Start of Material provided

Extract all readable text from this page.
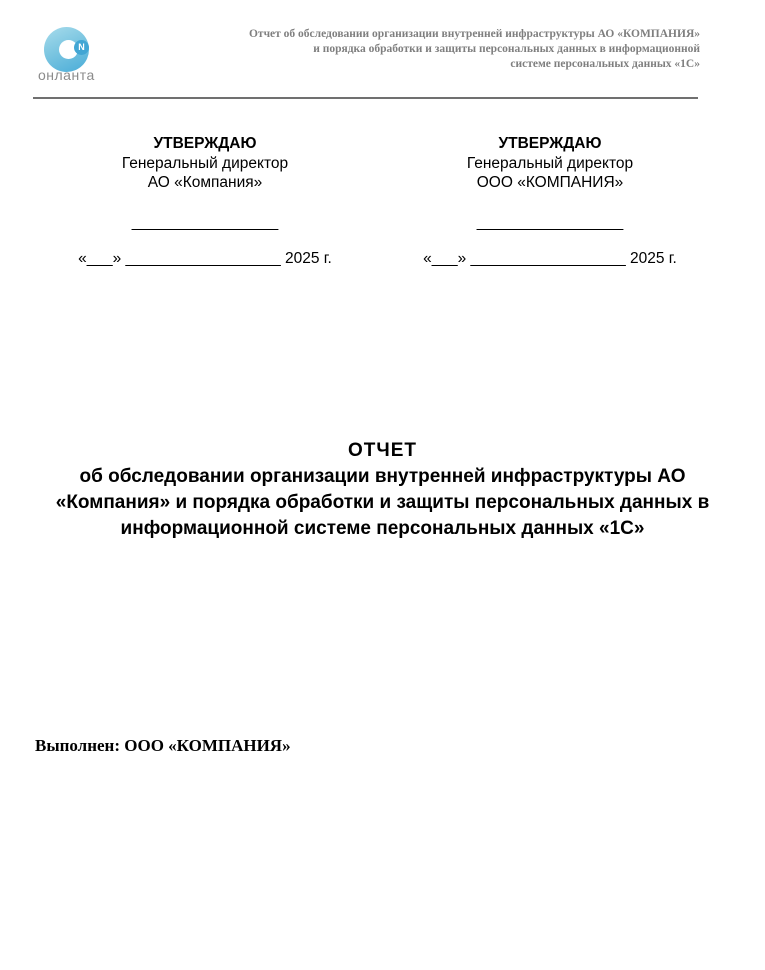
N
онланта
Отчет об обследовании организации внутренней инфраструктуры АО «КОМПАНИЯ»
и порядка обработки и защиты персональных данных в информационной
системе персональных данных «1С»
УТВЕРЖДАЮ
Генеральный директор
АО «Компания»
_________________
«___» __________________ 2025 г.
УТВЕРЖДАЮ
Генеральный директор
ООО «КОМПАНИЯ»
_________________
«___» __________________ 2025 г.
ОТЧЕТ
об обследовании организации внутренней инфраструктуры АО
«Компания» и порядка обработки и защиты персональных данных в
информационной системе персональных данных «1С»
Выполнен: ООО «КОМПАНИЯ»
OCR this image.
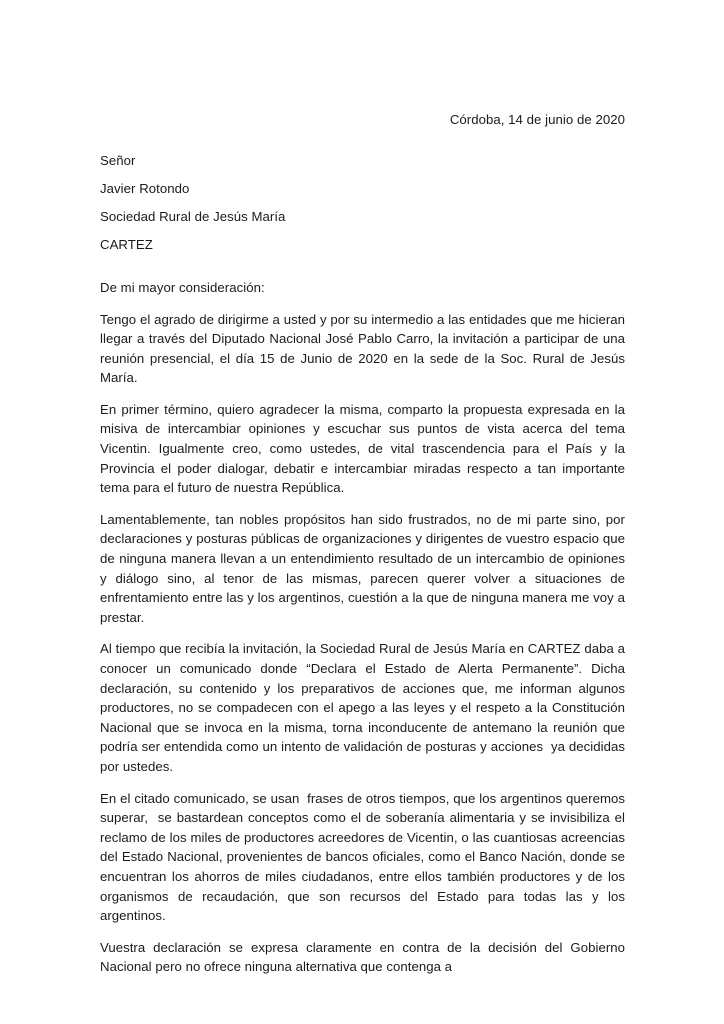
Córdoba, 14 de junio de 2020
Señor
Javier Rotondo
Sociedad Rural de Jesús María
CARTEZ
De mi mayor consideración:

Tengo el agrado de dirigirme a usted y por su intermedio a las entidades que me hicieran llegar a través del Diputado Nacional José Pablo Carro, la invitación a participar de una reunión presencial, el día 15 de Junio de 2020 en la sede de la Soc. Rural de Jesús María.

En primer término, quiero agradecer la misma, comparto la propuesta expresada en la misiva de intercambiar opiniones y escuchar sus puntos de vista acerca del tema Vicentin. Igualmente creo, como ustedes, de vital trascendencia para el País y la Provincia el poder dialogar, debatir e intercambiar miradas respecto a tan importante tema para el futuro de nuestra República.

Lamentablemente, tan nobles propósitos han sido frustrados, no de mi parte sino, por declaraciones y posturas públicas de organizaciones y dirigentes de vuestro espacio que de ninguna manera llevan a un entendimiento resultado de un intercambio de opiniones y diálogo sino, al tenor de las mismas, parecen querer volver a situaciones de enfrentamiento entre las y los argentinos, cuestión a la que de ninguna manera me voy a prestar.

Al tiempo que recibía la invitación, la Sociedad Rural de Jesús María en CARTEZ daba a conocer un comunicado donde “Declara el Estado de Alerta Permanente”. Dicha declaración, su contenido y los preparativos de acciones que, me informan algunos productores, no se compadecen con el apego a las leyes y el respeto a la Constitución Nacional que se invoca en la misma, torna inconducente de antemano la reunión que podría ser entendida como un intento de validación de posturas y acciones  ya decididas por ustedes.

En el citado comunicado, se usan  frases de otros tiempos, que los argentinos queremos superar,  se bastardean conceptos como el de soberanía alimentaria y se invisibiliza el reclamo de los miles de productores acreedores de Vicentin, o las cuantiosas acreencias del Estado Nacional, provenientes de bancos oficiales, como el Banco Nación, donde se encuentran los ahorros de miles ciudadanos, entre ellos también productores y de los organismos de recaudación, que son recursos del Estado para todas las y los argentinos.

Vuestra declaración se expresa claramente en contra de la decisión del Gobierno Nacional pero no ofrece ninguna alternativa que contenga a
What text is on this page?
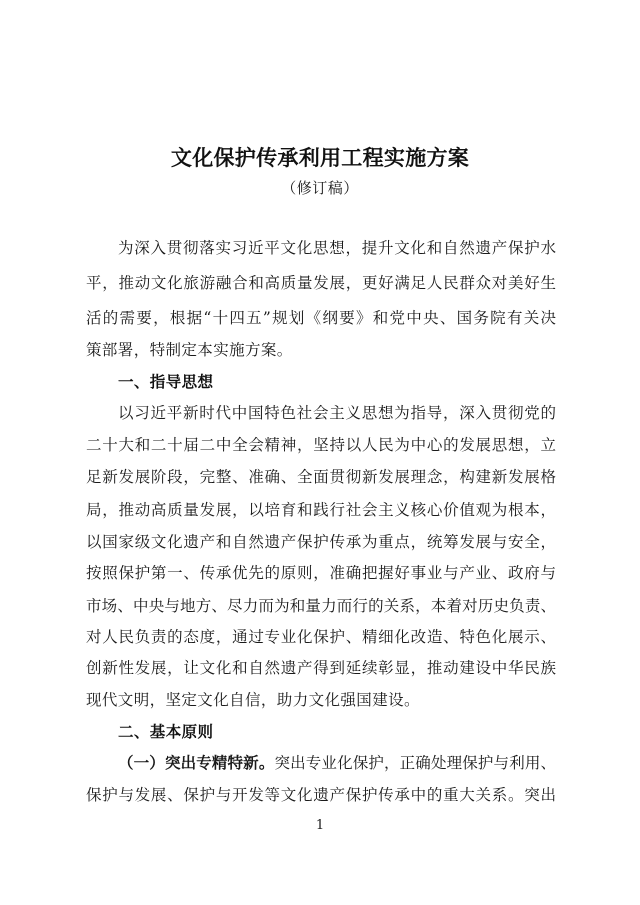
文化保护传承利用工程实施方案
（修订稿）
为深入贯彻落实习近平文化思想，提升文化和自然遗产保护水
平，推动文化旅游融合和高质量发展，更好满足人民群众对美好生
活的需要，根据“十四五”规划《纲要》和党中央、国务院有关决
策部署，特制定本实施方案。
一、指导思想
以习近平新时代中国特色社会主义思想为指导，深入贯彻党的
二十大和二十届二中全会精神，坚持以人民为中心的发展思想，立
足新发展阶段，完整、准确、全面贯彻新发展理念，构建新发展格
局，推动高质量发展，以培育和践行社会主义核心价值观为根本，
以国家级文化遗产和自然遗产保护传承为重点，统筹发展与安全，
按照保护第一、传承优先的原则，准确把握好事业与产业、政府与
市场、中央与地方、尽力而为和量力而行的关系，本着对历史负责、
对人民负责的态度，通过专业化保护、精细化改造、特色化展示、
创新性发展，让文化和自然遗产得到延续彰显，推动建设中华民族
现代文明，坚定文化自信，助力文化强国建设。
二、基本原则
（一）突出专精特新。突出专业化保护，正确处理保护与利用、
保护与发展、保护与开发等文化遗产保护传承中的重大关系。突出
1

End of Material provided

**Written problem:**
Show every line that contains the word "Jesús".

**Result of the exercise:**
Sociedad Rural de Jesús María
Tengo el agrado de dirigirme a usted y por su intermedio a las entidades que me hicieran llegar a través del Diputado Nacional José Pablo Carro, la invitación a participar de una reunión presencial, el día 15 de Junio de 2020 en la sede de la Soc. Rural de Jesús María.
Al tiempo que recibía la invitación, la Sociedad Rural de Jesús María en CARTEZ daba a conocer un comunicado donde “Declara el Estado de Alerta Permanente”. Dicha declaración, su contenido y los preparativos de acciones que, me informan algunos productores, no se compadecen con el apego a las leyes y el respeto a la Constitución Nacional que se invoca en la misma, torna inconducente de antemano la reunión que podría ser entendida como un intento de validación de posturas y acciones  ya decididas por ustedes.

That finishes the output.